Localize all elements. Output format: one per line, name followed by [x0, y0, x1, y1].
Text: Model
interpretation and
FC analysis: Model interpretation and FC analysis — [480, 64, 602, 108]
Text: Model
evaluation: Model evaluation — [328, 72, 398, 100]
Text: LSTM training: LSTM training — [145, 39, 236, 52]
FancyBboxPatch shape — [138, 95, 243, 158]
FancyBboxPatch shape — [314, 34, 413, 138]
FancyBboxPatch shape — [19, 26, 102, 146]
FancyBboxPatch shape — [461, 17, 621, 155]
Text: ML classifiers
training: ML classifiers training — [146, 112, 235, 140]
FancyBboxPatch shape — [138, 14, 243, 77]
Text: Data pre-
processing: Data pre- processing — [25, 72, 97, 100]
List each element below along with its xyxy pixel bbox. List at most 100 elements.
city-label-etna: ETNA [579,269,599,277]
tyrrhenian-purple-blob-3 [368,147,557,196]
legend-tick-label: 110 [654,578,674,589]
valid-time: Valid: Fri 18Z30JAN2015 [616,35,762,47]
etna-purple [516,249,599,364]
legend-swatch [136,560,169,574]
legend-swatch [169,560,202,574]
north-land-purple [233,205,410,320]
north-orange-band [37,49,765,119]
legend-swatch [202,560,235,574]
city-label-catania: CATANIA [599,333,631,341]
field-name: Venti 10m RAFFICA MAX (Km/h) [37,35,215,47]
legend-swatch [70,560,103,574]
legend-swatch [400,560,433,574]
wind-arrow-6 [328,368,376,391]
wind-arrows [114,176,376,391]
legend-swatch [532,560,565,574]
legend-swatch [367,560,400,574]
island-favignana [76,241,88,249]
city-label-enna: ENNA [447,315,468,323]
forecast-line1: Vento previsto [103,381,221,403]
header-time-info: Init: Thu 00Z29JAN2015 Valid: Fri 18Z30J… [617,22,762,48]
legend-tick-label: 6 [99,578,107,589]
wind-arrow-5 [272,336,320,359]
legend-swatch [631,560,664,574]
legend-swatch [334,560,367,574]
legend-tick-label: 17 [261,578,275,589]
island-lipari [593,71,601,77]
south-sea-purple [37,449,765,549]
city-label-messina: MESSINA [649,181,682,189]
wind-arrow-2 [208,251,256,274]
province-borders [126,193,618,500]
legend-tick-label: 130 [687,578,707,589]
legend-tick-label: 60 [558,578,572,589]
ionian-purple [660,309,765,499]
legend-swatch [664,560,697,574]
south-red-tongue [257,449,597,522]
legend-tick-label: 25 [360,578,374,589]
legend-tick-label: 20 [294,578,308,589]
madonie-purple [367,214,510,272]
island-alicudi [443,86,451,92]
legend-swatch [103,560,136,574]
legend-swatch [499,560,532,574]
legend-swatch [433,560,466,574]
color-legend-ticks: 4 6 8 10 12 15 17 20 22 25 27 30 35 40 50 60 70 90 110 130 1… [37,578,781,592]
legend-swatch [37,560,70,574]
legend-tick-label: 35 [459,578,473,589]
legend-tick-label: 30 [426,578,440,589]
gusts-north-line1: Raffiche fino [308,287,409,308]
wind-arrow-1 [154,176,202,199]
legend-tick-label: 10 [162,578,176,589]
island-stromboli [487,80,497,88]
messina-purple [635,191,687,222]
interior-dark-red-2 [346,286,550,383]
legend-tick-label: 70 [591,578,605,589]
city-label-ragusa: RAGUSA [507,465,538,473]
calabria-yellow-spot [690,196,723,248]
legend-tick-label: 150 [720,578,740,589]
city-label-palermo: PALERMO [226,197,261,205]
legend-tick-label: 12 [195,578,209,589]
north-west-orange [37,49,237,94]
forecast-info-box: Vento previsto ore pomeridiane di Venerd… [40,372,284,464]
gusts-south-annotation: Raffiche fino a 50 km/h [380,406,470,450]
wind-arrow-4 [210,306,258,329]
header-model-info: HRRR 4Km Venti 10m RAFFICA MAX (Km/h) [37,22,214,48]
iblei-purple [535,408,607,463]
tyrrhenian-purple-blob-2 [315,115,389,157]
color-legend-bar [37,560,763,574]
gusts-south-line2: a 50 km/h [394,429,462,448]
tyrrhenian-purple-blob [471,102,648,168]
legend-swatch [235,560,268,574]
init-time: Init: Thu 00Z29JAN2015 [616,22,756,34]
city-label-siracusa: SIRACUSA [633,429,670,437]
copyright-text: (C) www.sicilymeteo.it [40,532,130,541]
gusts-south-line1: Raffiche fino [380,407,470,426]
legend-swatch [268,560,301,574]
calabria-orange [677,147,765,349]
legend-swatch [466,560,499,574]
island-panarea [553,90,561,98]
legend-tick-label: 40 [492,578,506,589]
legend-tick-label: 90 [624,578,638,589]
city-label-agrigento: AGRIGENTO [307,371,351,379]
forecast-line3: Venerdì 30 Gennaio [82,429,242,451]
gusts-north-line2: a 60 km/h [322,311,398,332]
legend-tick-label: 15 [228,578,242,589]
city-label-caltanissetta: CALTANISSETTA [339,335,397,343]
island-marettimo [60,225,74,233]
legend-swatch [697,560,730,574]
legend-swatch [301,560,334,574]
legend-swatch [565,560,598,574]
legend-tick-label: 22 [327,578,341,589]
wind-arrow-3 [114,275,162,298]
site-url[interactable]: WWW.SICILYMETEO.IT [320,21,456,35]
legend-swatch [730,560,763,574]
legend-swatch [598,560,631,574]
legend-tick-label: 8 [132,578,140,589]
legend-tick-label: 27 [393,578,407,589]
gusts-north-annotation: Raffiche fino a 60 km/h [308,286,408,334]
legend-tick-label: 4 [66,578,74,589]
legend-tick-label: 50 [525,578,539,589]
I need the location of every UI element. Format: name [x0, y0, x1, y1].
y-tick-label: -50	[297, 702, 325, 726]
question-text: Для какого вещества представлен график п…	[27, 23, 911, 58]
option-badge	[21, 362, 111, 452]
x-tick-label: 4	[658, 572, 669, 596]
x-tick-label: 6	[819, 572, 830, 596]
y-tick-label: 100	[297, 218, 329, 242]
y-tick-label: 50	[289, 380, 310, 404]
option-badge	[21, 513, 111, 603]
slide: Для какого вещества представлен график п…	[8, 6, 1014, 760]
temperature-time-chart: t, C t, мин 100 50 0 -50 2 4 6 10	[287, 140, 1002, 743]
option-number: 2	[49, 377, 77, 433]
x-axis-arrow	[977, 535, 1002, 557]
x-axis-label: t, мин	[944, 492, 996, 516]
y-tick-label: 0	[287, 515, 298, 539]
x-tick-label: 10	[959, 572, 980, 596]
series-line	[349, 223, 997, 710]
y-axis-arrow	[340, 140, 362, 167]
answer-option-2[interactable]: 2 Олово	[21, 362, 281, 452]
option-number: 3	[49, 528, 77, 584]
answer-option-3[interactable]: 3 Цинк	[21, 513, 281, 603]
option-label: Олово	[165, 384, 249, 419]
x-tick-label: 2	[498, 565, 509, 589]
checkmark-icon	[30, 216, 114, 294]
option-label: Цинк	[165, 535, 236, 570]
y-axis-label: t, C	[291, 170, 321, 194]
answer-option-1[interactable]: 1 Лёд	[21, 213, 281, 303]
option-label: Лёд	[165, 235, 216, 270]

########

● Exercise aim:
Please reproduce all of the material above, line for line and without any changes.

● Solution for this exercise:
Localize all elements. Output format: one per line, name followed by [x0, y0, x1, y1].
Text: Model
interpretation and
FC analysis: Model interpretation and FC analysis — [480, 64, 602, 108]
Text: Model
evaluation: Model evaluation — [328, 72, 398, 100]
Text: LSTM training: LSTM training — [145, 39, 236, 52]
FancyBboxPatch shape — [138, 95, 243, 158]
FancyBboxPatch shape — [314, 34, 413, 138]
FancyBboxPatch shape — [19, 26, 102, 146]
FancyBboxPatch shape — [461, 17, 621, 155]
Text: ML classifiers
training: ML classifiers training — [146, 112, 235, 140]
FancyBboxPatch shape — [138, 14, 243, 77]
Text: Data pre-
processing: Data pre- processing — [25, 72, 97, 100]
List each element below along with its xyxy pixel bbox. List at most 100 elements.
city-label-etna: ETNA [579,269,599,277]
tyrrhenian-purple-blob-3 [368,147,557,196]
legend-tick-label: 110 [654,578,674,589]
valid-time: Valid: Fri 18Z30JAN2015 [616,35,762,47]
etna-purple [516,249,599,364]
legend-swatch [136,560,169,574]
legend-swatch [169,560,202,574]
north-land-purple [233,205,410,320]
north-orange-band [37,49,765,119]
legend-swatch [202,560,235,574]
city-label-catania: CATANIA [599,333,631,341]
field-name: Venti 10m RAFFICA MAX (Km/h) [37,35,215,47]
legend-swatch [70,560,103,574]
legend-swatch [400,560,433,574]
wind-arrow-6 [328,368,376,391]
wind-arrows [114,176,376,391]
legend-swatch [532,560,565,574]
legend-swatch [367,560,400,574]
island-favignana [76,241,88,249]
city-label-enna: ENNA [447,315,468,323]
forecast-line1: Vento previsto [103,381,221,403]
header-time-info: Init: Thu 00Z29JAN2015 Valid: Fri 18Z30J… [617,22,762,48]
legend-tick-label: 6 [99,578,107,589]
wind-arrow-5 [272,336,320,359]
legend-swatch [631,560,664,574]
legend-swatch [334,560,367,574]
legend-tick-label: 17 [261,578,275,589]
island-lipari [593,71,601,77]
south-sea-purple [37,449,765,549]
city-label-messina: MESSINA [649,181,682,189]
wind-arrow-2 [208,251,256,274]
province-borders [126,193,618,500]
legend-tick-label: 130 [687,578,707,589]
legend-tick-label: 60 [558,578,572,589]
ionian-purple [660,309,765,499]
legend-swatch [664,560,697,574]
south-red-tongue [257,449,597,522]
legend-tick-label: 25 [360,578,374,589]
legend-tick-label: 20 [294,578,308,589]
madonie-purple [367,214,510,272]
island-alicudi [443,86,451,92]
legend-swatch [103,560,136,574]
legend-swatch [499,560,532,574]
legend-swatch [433,560,466,574]
color-legend-ticks: 4 6 8 10 12 15 17 20 22 25 27 30 35 40 50 60 70 90 110 130 1… [37,578,781,592]
legend-swatch [37,560,70,574]
legend-tick-label: 35 [459,578,473,589]
legend-tick-label: 30 [426,578,440,589]
gusts-north-line1: Raffiche fino [308,287,409,308]
wind-arrow-1 [154,176,202,199]
legend-tick-label: 10 [162,578,176,589]
island-stromboli [487,80,497,88]
messina-purple [635,191,687,222]
interior-dark-red-2 [346,286,550,383]
legend-tick-label: 70 [591,578,605,589]
city-label-ragusa: RAGUSA [507,465,538,473]
calabria-yellow-spot [690,196,723,248]
legend-tick-label: 150 [720,578,740,589]
city-label-palermo: PALERMO [226,197,261,205]
legend-tick-label: 12 [195,578,209,589]
north-west-orange [37,49,237,94]
forecast-info-box: Vento previsto ore pomeridiane di Venerd… [40,372,284,464]
gusts-south-annotation: Raffiche fino a 50 km/h [380,406,470,450]
wind-arrow-4 [210,306,258,329]
header-model-info: HRRR 4Km Venti 10m RAFFICA MAX (Km/h) [37,22,214,48]
iblei-purple [535,408,607,463]
tyrrhenian-purple-blob-2 [315,115,389,157]
color-legend-bar [37,560,763,574]
gusts-south-line2: a 50 km/h [394,429,462,448]
tyrrhenian-purple-blob [471,102,648,168]
legend-swatch [235,560,268,574]
init-time: Init: Thu 00Z29JAN2015 [616,22,756,34]
city-label-siracusa: SIRACUSA [633,429,670,437]
copyright-text: (C) www.sicilymeteo.it [40,532,130,541]
gusts-south-line1: Raffiche fino [380,407,470,426]
legend-swatch [268,560,301,574]
calabria-orange [677,147,765,349]
legend-swatch [466,560,499,574]
island-panarea [553,90,561,98]
legend-tick-label: 40 [492,578,506,589]
legend-tick-label: 90 [624,578,638,589]
city-label-agrigento: AGRIGENTO [307,371,351,379]
forecast-line3: Venerdì 30 Gennaio [82,429,242,451]
gusts-north-line2: a 60 km/h [322,311,398,332]
legend-tick-label: 15 [228,578,242,589]
city-label-caltanissetta: CALTANISSETTA [339,335,397,343]
island-marettimo [60,225,74,233]
legend-swatch [697,560,730,574]
legend-swatch [301,560,334,574]
legend-swatch [565,560,598,574]
legend-tick-label: 22 [327,578,341,589]
wind-arrow-3 [114,275,162,298]
site-url[interactable]: WWW.SICILYMETEO.IT [320,21,456,35]
legend-swatch [730,560,763,574]
legend-swatch [598,560,631,574]
legend-tick-label: 8 [132,578,140,589]
legend-tick-label: 27 [393,578,407,589]
gusts-north-annotation: Raffiche fino a 60 km/h [308,286,408,334]
legend-tick-label: 4 [66,578,74,589]
legend-tick-label: 50 [525,578,539,589]
I need the location of every UI element. Format: name [x0, y0, x1, y1].
y-tick-label: -50	[297, 702, 325, 726]
question-text: Для какого вещества представлен график п…	[27, 23, 911, 58]
option-badge	[21, 362, 111, 452]
x-tick-label: 4	[658, 572, 669, 596]
x-tick-label: 6	[819, 572, 830, 596]
y-tick-label: 100	[297, 218, 329, 242]
y-tick-label: 50	[289, 380, 310, 404]
option-badge	[21, 513, 111, 603]
slide: Для какого вещества представлен график п…	[8, 6, 1014, 760]
temperature-time-chart: t, C t, мин 100 50 0 -50 2 4 6 10	[287, 140, 1002, 743]
option-number: 2	[49, 377, 77, 433]
x-axis-arrow	[977, 535, 1002, 557]
x-axis-label: t, мин	[944, 492, 996, 516]
y-tick-label: 0	[287, 515, 298, 539]
x-tick-label: 10	[959, 572, 980, 596]
series-line	[349, 223, 997, 710]
y-axis-arrow	[340, 140, 362, 167]
answer-option-2[interactable]: 2 Олово	[21, 362, 281, 452]
option-number: 3	[49, 528, 77, 584]
answer-option-3[interactable]: 3 Цинк	[21, 513, 281, 603]
option-label: Олово	[165, 384, 249, 419]
x-tick-label: 2	[498, 565, 509, 589]
checkmark-icon	[30, 216, 114, 294]
option-label: Цинк	[165, 535, 236, 570]
y-axis-label: t, C	[291, 170, 321, 194]
answer-option-1[interactable]: 1 Лёд	[21, 213, 281, 303]
option-label: Лёд	[165, 235, 216, 270]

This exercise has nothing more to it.